## begin
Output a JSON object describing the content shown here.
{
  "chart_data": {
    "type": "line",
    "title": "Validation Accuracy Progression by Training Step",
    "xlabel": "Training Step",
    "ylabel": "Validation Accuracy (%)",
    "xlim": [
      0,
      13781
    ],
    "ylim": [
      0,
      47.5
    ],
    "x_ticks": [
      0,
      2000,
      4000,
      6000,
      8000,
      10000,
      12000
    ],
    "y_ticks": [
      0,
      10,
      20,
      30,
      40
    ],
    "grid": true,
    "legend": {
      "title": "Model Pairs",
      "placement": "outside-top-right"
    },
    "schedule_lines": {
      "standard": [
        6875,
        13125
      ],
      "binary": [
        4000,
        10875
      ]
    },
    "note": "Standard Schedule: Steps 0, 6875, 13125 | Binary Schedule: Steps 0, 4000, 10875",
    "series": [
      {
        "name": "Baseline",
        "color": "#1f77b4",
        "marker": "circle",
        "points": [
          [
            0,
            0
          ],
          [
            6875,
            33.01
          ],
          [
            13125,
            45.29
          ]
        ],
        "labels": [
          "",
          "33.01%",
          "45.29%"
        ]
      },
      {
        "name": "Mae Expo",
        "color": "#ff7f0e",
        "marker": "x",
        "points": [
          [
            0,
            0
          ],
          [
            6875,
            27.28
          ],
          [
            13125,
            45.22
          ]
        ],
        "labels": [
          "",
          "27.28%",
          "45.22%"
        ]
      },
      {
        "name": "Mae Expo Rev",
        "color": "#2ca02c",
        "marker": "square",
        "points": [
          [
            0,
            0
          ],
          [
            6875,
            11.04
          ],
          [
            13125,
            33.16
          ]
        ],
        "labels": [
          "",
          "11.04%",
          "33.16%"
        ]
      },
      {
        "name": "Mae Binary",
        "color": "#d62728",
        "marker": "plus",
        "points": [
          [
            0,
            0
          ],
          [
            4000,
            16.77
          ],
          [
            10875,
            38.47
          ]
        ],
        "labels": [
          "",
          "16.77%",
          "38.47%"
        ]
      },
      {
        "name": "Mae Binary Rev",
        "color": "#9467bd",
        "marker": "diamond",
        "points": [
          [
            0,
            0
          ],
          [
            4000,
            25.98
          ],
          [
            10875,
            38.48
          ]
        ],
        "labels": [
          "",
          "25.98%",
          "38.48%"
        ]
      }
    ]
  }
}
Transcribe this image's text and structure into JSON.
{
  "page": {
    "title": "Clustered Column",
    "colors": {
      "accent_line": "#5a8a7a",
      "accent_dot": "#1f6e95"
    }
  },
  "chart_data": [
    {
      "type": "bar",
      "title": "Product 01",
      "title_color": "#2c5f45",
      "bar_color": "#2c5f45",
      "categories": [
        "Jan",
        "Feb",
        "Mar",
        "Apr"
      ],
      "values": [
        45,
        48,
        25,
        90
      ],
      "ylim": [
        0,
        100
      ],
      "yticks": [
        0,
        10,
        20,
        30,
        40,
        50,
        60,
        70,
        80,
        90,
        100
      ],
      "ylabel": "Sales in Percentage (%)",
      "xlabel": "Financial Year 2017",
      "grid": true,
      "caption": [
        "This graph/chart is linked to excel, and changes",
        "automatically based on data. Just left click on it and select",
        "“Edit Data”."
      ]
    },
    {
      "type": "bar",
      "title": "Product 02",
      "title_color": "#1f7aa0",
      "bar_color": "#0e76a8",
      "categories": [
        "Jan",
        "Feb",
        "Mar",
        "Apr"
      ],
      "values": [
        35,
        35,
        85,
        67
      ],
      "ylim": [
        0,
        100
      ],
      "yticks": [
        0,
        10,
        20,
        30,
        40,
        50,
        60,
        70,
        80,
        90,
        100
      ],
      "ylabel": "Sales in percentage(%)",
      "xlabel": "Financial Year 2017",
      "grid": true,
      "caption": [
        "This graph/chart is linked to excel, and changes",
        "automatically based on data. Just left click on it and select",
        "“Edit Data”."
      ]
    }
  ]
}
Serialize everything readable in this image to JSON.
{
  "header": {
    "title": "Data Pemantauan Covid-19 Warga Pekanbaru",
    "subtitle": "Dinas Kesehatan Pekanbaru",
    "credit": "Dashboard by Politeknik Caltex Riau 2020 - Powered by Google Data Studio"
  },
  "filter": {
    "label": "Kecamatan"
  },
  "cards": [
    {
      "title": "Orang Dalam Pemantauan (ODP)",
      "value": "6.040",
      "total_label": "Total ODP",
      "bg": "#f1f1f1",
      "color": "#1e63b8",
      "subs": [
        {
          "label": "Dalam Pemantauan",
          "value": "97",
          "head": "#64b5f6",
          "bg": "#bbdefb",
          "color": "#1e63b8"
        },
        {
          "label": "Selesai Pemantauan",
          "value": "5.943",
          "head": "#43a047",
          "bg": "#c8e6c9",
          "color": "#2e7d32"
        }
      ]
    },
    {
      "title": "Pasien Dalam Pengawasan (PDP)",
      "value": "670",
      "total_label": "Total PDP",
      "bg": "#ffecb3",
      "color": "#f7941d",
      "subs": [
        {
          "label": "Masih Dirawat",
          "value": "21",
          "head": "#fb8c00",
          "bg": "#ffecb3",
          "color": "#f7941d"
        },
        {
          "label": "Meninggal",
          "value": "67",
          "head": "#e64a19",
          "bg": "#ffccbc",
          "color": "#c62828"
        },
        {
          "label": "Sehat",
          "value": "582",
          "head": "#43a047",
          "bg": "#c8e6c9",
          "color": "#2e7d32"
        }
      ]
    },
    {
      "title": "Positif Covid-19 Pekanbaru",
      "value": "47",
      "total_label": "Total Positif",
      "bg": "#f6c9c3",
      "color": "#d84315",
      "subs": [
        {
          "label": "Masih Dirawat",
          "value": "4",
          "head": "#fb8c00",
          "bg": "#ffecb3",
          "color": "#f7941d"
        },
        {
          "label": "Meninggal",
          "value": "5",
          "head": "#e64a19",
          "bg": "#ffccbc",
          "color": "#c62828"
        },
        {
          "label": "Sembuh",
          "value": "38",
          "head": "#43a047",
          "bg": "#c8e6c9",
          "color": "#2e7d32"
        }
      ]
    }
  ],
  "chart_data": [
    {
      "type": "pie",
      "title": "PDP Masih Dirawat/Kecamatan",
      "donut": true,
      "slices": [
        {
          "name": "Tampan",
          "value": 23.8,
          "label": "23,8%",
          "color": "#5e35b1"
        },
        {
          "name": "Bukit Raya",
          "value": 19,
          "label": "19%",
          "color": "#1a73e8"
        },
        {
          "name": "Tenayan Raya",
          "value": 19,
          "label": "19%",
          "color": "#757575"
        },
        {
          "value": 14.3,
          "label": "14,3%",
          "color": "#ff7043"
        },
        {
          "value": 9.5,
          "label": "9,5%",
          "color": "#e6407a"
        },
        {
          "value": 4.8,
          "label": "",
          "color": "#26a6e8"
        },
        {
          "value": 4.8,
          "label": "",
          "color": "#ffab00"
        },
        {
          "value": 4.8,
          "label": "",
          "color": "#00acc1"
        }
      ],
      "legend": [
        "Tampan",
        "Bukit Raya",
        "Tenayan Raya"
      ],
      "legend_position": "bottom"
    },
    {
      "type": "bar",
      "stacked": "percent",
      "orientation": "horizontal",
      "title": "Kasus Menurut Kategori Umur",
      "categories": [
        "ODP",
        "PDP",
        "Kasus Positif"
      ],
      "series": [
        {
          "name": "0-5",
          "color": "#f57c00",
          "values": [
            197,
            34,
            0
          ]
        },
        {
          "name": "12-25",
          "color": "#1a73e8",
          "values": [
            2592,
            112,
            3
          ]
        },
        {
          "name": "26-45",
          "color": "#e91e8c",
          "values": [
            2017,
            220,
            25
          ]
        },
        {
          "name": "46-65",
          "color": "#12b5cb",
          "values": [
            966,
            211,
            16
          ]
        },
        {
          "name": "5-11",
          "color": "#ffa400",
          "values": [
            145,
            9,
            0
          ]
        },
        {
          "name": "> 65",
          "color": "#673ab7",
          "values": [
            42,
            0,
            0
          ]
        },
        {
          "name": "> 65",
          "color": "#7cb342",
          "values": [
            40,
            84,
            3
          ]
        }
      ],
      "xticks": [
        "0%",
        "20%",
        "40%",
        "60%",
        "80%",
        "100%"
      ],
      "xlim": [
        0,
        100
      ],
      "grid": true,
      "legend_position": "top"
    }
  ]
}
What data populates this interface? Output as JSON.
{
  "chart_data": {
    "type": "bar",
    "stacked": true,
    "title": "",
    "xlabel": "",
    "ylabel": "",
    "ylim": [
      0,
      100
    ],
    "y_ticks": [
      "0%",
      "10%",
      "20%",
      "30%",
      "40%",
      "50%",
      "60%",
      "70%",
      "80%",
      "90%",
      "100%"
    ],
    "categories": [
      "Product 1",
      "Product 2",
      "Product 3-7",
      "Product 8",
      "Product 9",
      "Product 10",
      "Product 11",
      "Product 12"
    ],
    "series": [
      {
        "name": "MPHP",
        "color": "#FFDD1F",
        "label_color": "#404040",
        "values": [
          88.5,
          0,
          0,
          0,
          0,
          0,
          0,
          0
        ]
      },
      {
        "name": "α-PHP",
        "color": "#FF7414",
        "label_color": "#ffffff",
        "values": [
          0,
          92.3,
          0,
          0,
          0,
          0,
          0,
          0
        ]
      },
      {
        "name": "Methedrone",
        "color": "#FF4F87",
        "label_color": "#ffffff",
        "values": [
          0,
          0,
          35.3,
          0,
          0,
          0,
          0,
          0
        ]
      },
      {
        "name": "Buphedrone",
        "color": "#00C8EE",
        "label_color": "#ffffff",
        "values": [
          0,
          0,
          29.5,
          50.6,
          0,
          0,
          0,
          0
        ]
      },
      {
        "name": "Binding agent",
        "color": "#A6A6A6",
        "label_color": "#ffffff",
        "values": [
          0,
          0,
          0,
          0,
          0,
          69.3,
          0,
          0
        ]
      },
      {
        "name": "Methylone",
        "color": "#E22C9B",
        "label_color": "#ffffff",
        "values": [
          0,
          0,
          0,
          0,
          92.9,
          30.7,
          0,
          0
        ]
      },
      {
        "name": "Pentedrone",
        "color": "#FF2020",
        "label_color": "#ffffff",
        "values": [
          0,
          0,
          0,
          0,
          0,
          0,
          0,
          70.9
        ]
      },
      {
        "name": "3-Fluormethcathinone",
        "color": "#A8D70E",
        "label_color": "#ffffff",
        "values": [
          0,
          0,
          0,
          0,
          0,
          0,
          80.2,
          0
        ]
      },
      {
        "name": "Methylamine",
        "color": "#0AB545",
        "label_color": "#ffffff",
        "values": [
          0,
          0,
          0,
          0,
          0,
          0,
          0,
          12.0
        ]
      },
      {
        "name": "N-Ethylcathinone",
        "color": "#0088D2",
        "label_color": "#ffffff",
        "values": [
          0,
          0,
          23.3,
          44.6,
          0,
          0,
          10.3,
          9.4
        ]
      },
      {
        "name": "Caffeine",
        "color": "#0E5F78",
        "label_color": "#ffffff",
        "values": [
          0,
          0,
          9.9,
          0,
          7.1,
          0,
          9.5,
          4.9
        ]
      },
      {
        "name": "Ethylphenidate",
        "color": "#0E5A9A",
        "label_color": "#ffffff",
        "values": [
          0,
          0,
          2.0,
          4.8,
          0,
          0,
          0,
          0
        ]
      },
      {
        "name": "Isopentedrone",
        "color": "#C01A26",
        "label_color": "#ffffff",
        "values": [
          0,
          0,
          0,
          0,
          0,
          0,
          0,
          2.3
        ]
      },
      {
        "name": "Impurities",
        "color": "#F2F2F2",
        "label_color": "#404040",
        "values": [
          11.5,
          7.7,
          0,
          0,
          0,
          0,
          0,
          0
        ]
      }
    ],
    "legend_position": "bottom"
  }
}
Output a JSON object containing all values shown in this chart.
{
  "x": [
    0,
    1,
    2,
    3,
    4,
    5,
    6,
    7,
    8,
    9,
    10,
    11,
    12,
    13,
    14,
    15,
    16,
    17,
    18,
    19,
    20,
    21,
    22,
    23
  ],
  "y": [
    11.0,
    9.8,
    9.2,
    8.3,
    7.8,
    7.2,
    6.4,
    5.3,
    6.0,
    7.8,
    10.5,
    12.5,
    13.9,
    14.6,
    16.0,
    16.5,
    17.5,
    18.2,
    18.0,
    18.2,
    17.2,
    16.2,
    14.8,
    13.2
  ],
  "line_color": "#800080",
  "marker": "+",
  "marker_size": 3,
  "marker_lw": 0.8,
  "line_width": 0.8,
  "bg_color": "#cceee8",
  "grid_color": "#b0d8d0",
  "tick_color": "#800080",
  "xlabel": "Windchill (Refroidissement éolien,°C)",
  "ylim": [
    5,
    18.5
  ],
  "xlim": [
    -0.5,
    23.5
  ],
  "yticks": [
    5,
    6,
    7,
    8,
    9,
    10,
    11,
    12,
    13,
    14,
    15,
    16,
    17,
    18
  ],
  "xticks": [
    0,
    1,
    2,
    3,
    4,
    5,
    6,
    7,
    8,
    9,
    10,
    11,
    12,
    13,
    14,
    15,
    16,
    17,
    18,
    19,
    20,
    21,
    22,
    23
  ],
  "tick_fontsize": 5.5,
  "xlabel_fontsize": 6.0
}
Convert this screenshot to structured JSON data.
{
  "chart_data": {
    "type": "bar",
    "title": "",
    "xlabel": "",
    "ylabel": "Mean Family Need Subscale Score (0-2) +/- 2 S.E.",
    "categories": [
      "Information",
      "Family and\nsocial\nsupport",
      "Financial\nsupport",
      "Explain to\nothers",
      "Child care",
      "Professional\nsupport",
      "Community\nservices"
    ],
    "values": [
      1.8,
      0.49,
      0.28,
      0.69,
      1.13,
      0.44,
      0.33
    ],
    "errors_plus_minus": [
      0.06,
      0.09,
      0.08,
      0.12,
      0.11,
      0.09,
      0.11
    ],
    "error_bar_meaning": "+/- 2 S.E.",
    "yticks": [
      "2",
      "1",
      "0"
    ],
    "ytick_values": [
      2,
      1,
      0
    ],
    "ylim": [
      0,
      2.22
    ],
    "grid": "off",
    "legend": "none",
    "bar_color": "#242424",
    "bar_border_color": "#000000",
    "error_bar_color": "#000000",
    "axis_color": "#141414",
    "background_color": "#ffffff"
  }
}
## end
- AIM -
From the listing above, copy every line that includes the word "shown".

- SOLVED PROBLEM -
Output a JSON object describing the content shown here.
Output a JSON object containing all values shown in this chart.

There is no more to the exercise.